==== Record list ====

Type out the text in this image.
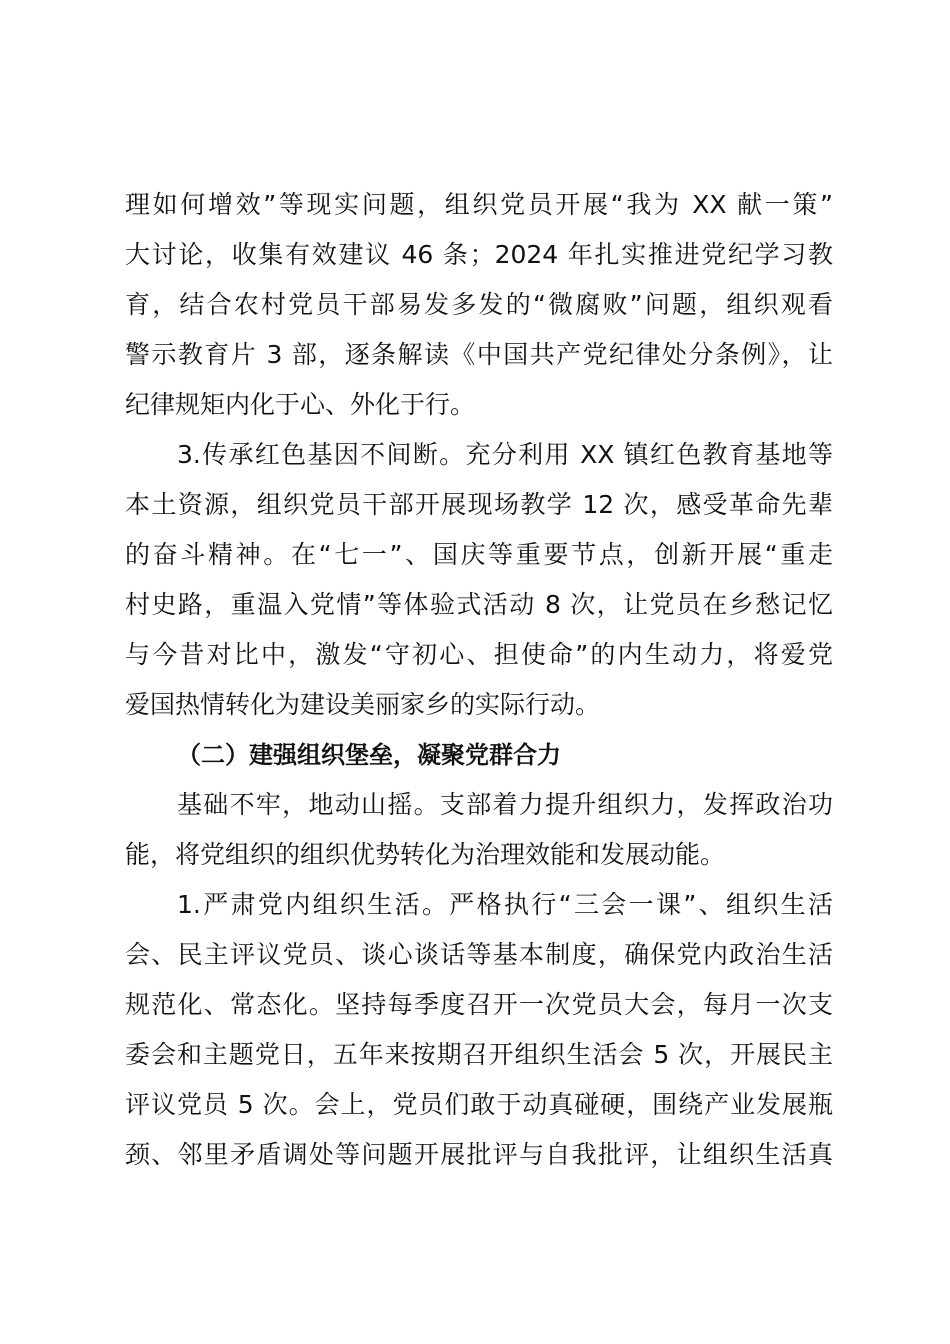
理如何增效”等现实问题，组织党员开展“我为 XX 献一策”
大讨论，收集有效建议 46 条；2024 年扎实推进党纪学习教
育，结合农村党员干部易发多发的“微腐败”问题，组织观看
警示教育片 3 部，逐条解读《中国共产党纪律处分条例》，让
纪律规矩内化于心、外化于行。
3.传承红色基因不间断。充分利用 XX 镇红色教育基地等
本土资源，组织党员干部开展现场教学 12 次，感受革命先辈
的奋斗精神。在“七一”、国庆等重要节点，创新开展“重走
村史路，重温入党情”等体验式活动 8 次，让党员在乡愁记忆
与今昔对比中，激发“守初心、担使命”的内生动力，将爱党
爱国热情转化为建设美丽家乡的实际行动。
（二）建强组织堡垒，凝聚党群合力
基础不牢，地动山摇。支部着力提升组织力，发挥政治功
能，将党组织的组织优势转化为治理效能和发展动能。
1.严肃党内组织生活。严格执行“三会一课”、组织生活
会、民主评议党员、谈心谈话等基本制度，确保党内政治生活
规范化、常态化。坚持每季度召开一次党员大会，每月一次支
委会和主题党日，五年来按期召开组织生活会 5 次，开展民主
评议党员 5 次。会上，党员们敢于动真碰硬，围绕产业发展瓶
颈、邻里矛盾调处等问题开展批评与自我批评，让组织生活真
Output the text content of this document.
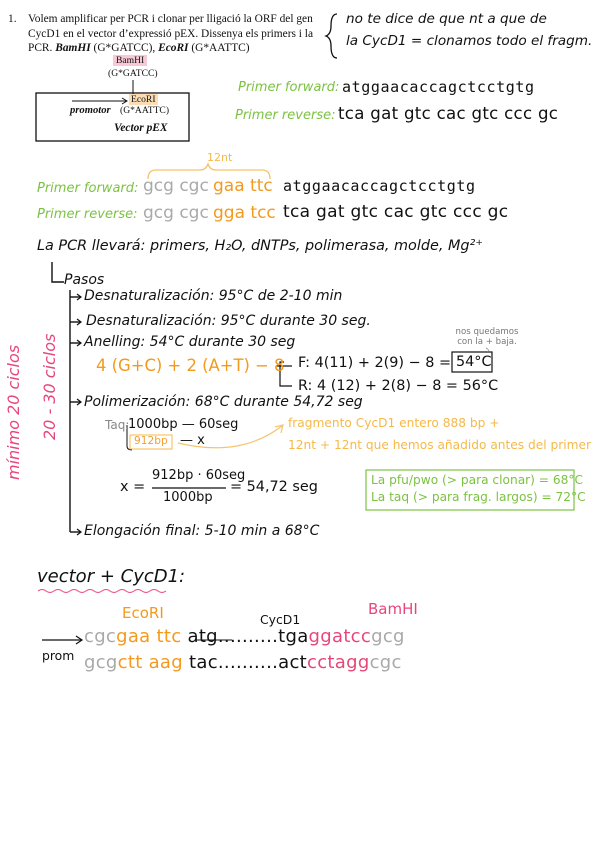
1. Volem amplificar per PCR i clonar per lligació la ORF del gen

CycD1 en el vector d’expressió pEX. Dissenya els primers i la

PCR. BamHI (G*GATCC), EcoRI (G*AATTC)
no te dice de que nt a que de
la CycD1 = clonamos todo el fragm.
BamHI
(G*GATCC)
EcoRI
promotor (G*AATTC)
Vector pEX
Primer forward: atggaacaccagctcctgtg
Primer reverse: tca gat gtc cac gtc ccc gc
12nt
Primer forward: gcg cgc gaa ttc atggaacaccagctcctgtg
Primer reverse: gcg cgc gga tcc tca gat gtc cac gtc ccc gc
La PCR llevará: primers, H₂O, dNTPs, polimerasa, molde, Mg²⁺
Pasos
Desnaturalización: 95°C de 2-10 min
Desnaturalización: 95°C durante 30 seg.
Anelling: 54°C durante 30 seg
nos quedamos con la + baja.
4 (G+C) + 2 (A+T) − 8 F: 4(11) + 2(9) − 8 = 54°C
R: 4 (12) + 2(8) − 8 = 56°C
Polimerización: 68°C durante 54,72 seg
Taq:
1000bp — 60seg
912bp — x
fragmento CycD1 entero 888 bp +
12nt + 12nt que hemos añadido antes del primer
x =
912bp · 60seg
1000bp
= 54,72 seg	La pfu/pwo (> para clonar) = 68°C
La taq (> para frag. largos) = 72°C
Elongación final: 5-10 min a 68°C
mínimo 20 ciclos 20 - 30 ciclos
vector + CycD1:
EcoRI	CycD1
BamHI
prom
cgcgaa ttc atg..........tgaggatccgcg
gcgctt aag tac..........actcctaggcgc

====
==== Record list ====

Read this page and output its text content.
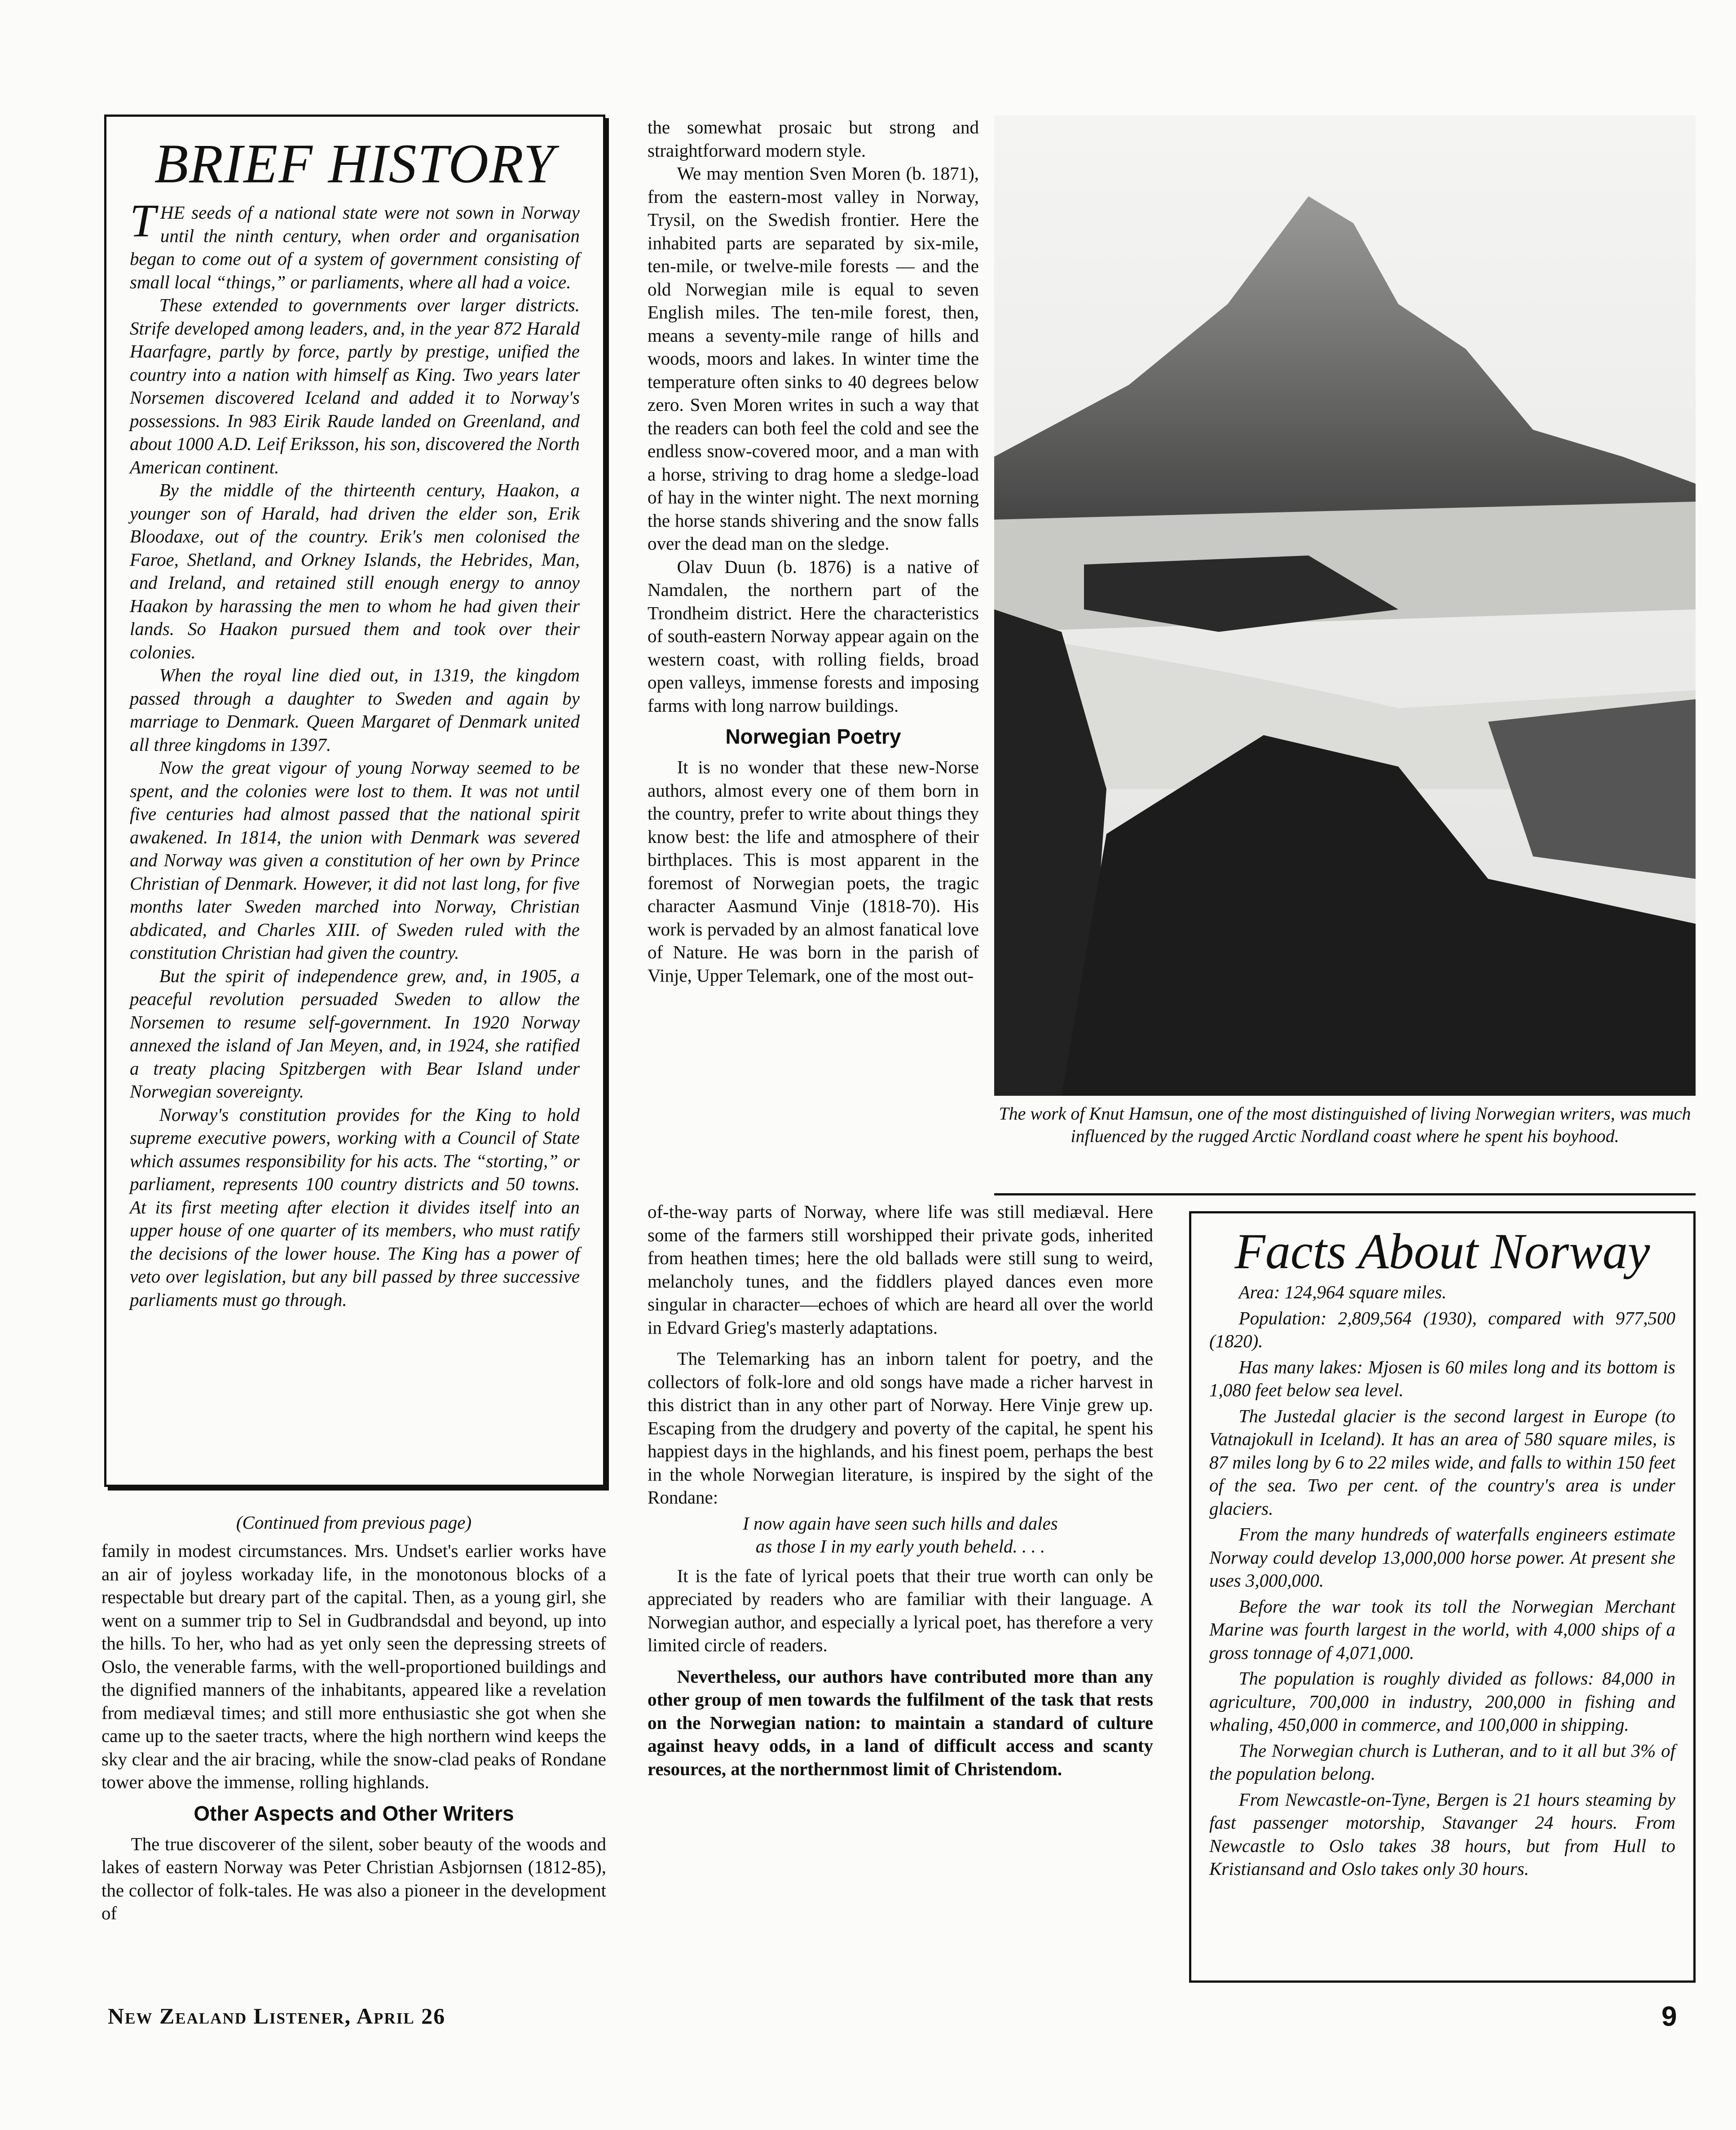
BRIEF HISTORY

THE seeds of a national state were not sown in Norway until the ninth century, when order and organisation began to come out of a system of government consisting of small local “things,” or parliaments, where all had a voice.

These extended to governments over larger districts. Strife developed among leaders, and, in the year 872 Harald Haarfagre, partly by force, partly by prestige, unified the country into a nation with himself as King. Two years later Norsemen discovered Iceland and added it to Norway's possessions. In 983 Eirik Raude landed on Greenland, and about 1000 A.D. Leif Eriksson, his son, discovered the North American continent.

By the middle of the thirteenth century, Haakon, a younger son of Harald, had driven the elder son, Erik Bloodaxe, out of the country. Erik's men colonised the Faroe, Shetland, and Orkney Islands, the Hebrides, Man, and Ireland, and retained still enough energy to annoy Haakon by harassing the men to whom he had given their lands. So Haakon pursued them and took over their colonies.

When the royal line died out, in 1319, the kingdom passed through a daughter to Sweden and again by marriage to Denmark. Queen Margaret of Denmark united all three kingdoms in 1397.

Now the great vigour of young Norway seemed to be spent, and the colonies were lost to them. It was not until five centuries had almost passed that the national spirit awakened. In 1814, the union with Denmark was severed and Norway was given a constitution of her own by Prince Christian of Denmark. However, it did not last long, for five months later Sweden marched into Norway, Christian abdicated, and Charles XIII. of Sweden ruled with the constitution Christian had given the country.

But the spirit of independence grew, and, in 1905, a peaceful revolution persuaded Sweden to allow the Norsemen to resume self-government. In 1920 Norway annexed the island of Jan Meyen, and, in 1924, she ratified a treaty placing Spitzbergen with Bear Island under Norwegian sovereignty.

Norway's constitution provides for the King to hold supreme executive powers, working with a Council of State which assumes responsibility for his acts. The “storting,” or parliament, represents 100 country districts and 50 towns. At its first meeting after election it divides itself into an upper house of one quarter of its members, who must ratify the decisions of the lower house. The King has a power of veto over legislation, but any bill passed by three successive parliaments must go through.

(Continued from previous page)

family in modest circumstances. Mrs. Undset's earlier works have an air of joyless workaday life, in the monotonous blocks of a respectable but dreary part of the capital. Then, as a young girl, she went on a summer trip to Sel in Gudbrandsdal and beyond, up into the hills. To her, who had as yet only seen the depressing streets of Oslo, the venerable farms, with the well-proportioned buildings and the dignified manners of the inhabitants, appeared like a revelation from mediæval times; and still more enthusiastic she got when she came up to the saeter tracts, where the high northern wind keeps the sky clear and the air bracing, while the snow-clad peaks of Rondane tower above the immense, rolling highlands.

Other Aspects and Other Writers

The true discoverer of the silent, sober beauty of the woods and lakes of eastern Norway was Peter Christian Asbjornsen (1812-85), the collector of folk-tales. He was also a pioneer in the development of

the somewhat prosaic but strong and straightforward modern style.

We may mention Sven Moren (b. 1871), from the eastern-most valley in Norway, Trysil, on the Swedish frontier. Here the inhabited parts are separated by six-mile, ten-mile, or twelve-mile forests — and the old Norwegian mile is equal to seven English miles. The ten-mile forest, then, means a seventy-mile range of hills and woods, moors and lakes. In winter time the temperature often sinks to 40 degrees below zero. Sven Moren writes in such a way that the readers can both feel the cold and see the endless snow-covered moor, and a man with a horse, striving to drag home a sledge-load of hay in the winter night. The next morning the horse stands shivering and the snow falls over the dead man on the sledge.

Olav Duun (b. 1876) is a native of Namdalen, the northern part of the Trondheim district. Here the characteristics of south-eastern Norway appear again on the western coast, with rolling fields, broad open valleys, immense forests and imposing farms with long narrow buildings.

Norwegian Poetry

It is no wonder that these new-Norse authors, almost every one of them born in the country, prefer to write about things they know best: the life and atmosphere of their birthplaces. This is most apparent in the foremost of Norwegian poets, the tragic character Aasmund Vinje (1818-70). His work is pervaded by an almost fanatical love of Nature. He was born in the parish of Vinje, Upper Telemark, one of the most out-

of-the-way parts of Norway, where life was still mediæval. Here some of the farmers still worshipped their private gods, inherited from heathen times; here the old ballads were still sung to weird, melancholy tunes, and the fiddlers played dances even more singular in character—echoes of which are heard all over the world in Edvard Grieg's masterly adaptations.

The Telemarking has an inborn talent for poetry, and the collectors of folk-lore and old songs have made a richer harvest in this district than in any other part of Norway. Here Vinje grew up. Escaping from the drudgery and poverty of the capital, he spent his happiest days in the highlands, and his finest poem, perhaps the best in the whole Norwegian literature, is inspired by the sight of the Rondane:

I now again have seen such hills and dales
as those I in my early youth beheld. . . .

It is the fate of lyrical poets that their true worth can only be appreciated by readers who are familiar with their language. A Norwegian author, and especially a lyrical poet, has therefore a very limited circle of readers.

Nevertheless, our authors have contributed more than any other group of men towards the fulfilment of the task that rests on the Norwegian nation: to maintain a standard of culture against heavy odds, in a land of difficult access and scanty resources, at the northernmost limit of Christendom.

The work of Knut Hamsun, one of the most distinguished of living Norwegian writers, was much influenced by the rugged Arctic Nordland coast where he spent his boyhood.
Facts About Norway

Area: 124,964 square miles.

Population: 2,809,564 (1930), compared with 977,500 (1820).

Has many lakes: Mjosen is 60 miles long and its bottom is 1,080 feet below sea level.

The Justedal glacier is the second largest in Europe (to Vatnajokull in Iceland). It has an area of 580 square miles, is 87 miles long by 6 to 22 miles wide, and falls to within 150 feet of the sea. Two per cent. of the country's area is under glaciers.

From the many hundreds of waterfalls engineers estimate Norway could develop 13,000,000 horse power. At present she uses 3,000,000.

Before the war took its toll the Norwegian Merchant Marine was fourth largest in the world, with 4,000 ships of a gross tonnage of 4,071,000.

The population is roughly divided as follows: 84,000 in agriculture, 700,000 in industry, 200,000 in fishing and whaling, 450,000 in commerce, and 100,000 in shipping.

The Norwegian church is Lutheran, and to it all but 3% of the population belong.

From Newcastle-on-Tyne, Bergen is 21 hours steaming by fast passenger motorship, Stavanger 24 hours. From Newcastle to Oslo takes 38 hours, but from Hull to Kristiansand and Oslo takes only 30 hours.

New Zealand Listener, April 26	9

====

Objective: Across the material above, how many lines include the string "largest"? Only the number is wanted.

Full solution: 2